DIRECTIONS FOR THIS TASK - Look for "Overview" in each line of the entries, and return the matching lines.

*** PROVIDED ENTRIES

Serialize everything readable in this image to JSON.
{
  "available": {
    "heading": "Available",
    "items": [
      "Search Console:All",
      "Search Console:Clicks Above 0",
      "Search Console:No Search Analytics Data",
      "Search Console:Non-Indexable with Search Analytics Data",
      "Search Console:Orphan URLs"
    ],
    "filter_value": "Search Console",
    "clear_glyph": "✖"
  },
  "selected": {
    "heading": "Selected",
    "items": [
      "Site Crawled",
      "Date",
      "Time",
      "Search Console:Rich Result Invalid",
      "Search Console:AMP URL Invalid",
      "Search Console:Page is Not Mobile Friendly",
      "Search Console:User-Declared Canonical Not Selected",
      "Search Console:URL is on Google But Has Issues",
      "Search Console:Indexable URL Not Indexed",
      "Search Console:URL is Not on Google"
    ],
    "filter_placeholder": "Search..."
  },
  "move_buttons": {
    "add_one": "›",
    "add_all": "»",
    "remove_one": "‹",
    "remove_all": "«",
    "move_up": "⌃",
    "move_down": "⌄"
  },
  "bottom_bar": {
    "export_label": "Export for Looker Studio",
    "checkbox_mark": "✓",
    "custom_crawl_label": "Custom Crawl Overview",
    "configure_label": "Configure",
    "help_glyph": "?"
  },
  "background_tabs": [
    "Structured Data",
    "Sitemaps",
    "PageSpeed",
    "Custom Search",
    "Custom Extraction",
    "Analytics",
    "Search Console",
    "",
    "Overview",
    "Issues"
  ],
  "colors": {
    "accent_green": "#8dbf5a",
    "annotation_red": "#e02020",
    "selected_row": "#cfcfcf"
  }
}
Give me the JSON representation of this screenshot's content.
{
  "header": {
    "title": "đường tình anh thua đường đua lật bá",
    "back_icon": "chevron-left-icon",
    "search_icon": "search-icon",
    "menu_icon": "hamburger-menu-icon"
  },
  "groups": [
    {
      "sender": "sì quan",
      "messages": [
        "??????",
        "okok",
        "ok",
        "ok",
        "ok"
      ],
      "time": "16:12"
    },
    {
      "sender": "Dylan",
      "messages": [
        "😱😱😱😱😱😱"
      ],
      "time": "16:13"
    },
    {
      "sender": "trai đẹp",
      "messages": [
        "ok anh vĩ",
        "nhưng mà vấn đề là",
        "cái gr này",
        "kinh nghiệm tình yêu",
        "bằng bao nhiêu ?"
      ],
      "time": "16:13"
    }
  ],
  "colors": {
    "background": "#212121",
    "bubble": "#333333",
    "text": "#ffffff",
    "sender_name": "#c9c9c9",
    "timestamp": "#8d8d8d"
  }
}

******

SOLUTION FOR THIS EXERCISE -
    "custom_crawl_label": "Custom Crawl Overview",
    "Overview",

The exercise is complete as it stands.